Exercise prompt
Write out the listing below in full and exactly, leaving out every picture.

Data entries
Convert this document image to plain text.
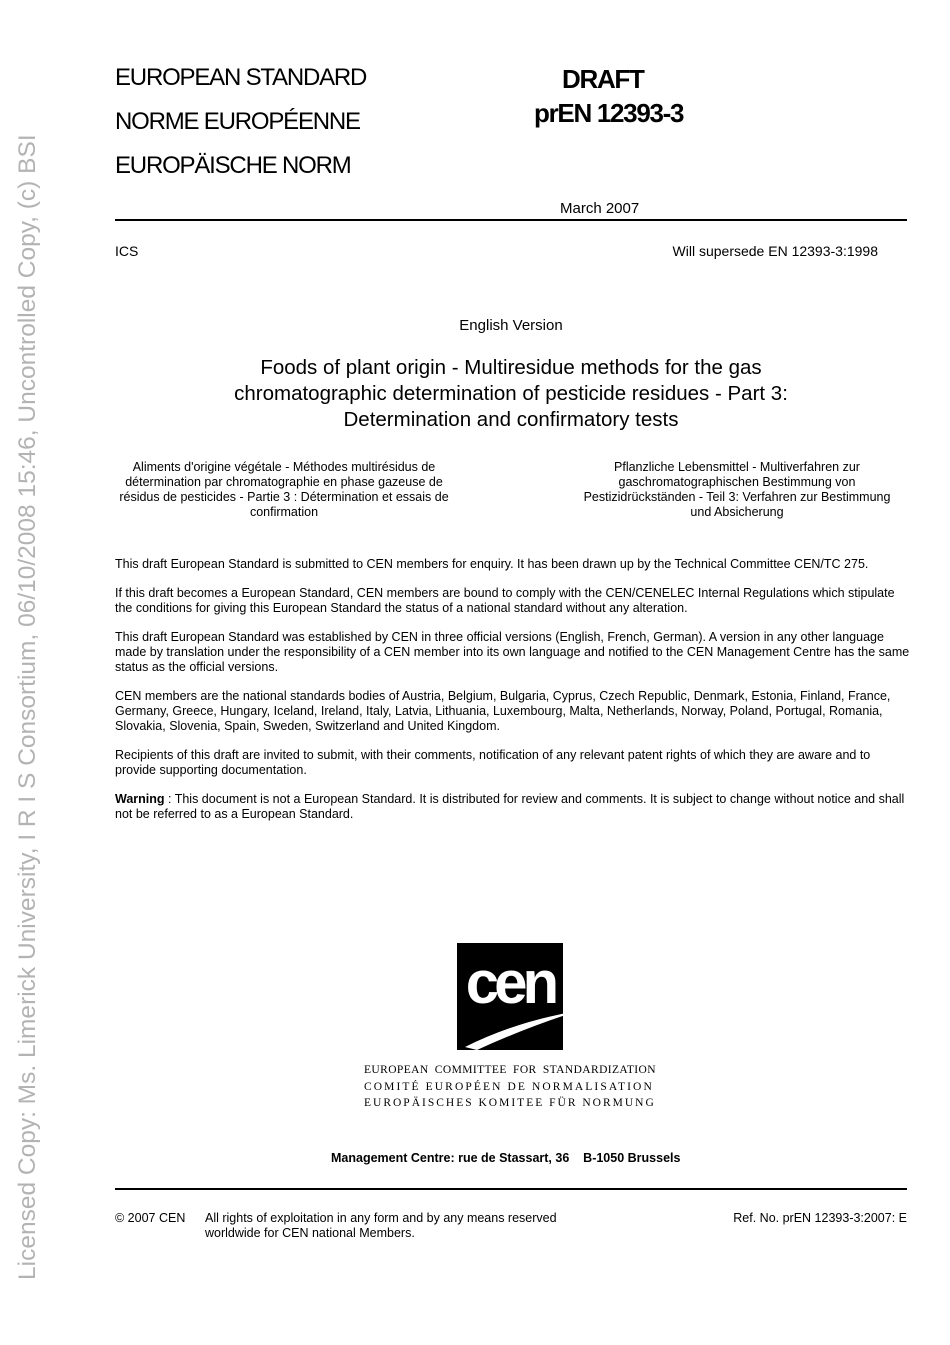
Licensed Copy: Ms. Limerick University, I R I S Consortium, 06/10/2008 15:46, Uncontrolled Copy, (c) BSI
EUROPEAN STANDARD
NORME EUROPÉENNE
EUROPÄISCHE NORM
DRAFT
prEN 12393-3
March 2007
ICS	Will supersede EN 12393-3:1998
English Version
Foods of plant origin - Multiresidue methods for the gas
chromatographic determination of pesticide residues - Part 3:
Determination and confirmatory tests
Aliments d'origine végétale - Méthodes multirésidus de
détermination par chromatographie en phase gazeuse de
résidus de pesticides - Partie 3 : Détermination et essais de
confirmation
Pflanzliche Lebensmittel - Multiverfahren zur
gaschromatographischen Bestimmung von
Pestizidrückständen - Teil 3: Verfahren zur Bestimmung
und Absicherung

This draft European Standard is submitted to CEN members for enquiry. It has been drawn up by the Technical Committee CEN/TC 275.

If this draft becomes a European Standard, CEN members are bound to comply with the CEN/CENELEC Internal Regulations which stipulate the conditions for giving this European Standard the status of a national standard without any alteration.

This draft European Standard was established by CEN in three official versions (English, French, German). A version in any other language made by translation under the responsibility of a CEN member into its own language and notified to the CEN Management Centre has the same status as the official versions.

CEN members are the national standards bodies of Austria, Belgium, Bulgaria, Cyprus, Czech Republic, Denmark, Estonia, Finland, France, Germany, Greece, Hungary, Iceland, Ireland, Italy, Latvia, Lithuania, Luxembourg, Malta, Netherlands, Norway, Poland, Portugal, Romania, Slovakia, Slovenia, Spain, Sweden, Switzerland and United Kingdom.

Recipients of this draft are invited to submit, with their comments, notification of any relevant patent rights of which they are aware and to provide supporting documentation.

Warning : This document is not a European Standard. It is distributed for review and comments. It is subject to change without notice and shall not be referred to as a European Standard.

cen
EUROPEAN COMMITTEE FOR STANDARDIZATION
COMITÉ EUROPÉEN DE NORMALISATION
EUROPÄISCHES KOMITEE FÜR NORMUNG
Management Centre: rue de Stassart, 36    B-1050 Brussels
© 2007 CEN All rights of exploitation in any form and by any means reserved worldwide for CEN national Members.
Ref. No. prEN 12393-3:2007: E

Task result
Convert this document image to plain text.
Licensed Copy: Ms. Limerick University, I R I S Consortium, 06/10/2008 15:46, Uncontrolled Copy, (c) BSI
EUROPEAN STANDARD
NORME EUROPÉENNE
EUROPÄISCHE NORM
DRAFT
prEN 12393-3
March 2007
ICS	Will supersede EN 12393-3:1998
English Version
Foods of plant origin - Multiresidue methods for the gas
chromatographic determination of pesticide residues - Part 3:
Determination and confirmatory tests
Aliments d'origine végétale - Méthodes multirésidus de
détermination par chromatographie en phase gazeuse de
résidus de pesticides - Partie 3 : Détermination et essais de
confirmation
Pflanzliche Lebensmittel - Multiverfahren zur
gaschromatographischen Bestimmung von
Pestizidrückständen - Teil 3: Verfahren zur Bestimmung
und Absicherung

This draft European Standard is submitted to CEN members for enquiry. It has been drawn up by the Technical Committee CEN/TC 275.

If this draft becomes a European Standard, CEN members are bound to comply with the CEN/CENELEC Internal Regulations which stipulate the conditions for giving this European Standard the status of a national standard without any alteration.

This draft European Standard was established by CEN in three official versions (English, French, German). A version in any other language made by translation under the responsibility of a CEN member into its own language and notified to the CEN Management Centre has the same status as the official versions.

CEN members are the national standards bodies of Austria, Belgium, Bulgaria, Cyprus, Czech Republic, Denmark, Estonia, Finland, France, Germany, Greece, Hungary, Iceland, Ireland, Italy, Latvia, Lithuania, Luxembourg, Malta, Netherlands, Norway, Poland, Portugal, Romania, Slovakia, Slovenia, Spain, Sweden, Switzerland and United Kingdom.

Recipients of this draft are invited to submit, with their comments, notification of any relevant patent rights of which they are aware and to provide supporting documentation.

Warning : This document is not a European Standard. It is distributed for review and comments. It is subject to change without notice and shall not be referred to as a European Standard.

cen
EUROPEAN COMMITTEE FOR STANDARDIZATION
COMITÉ EUROPÉEN DE NORMALISATION
EUROPÄISCHES KOMITEE FÜR NORMUNG
Management Centre: rue de Stassart, 36    B-1050 Brussels
© 2007 CEN All rights of exploitation in any form and by any means reserved worldwide for CEN national Members.
Ref. No. prEN 12393-3:2007: E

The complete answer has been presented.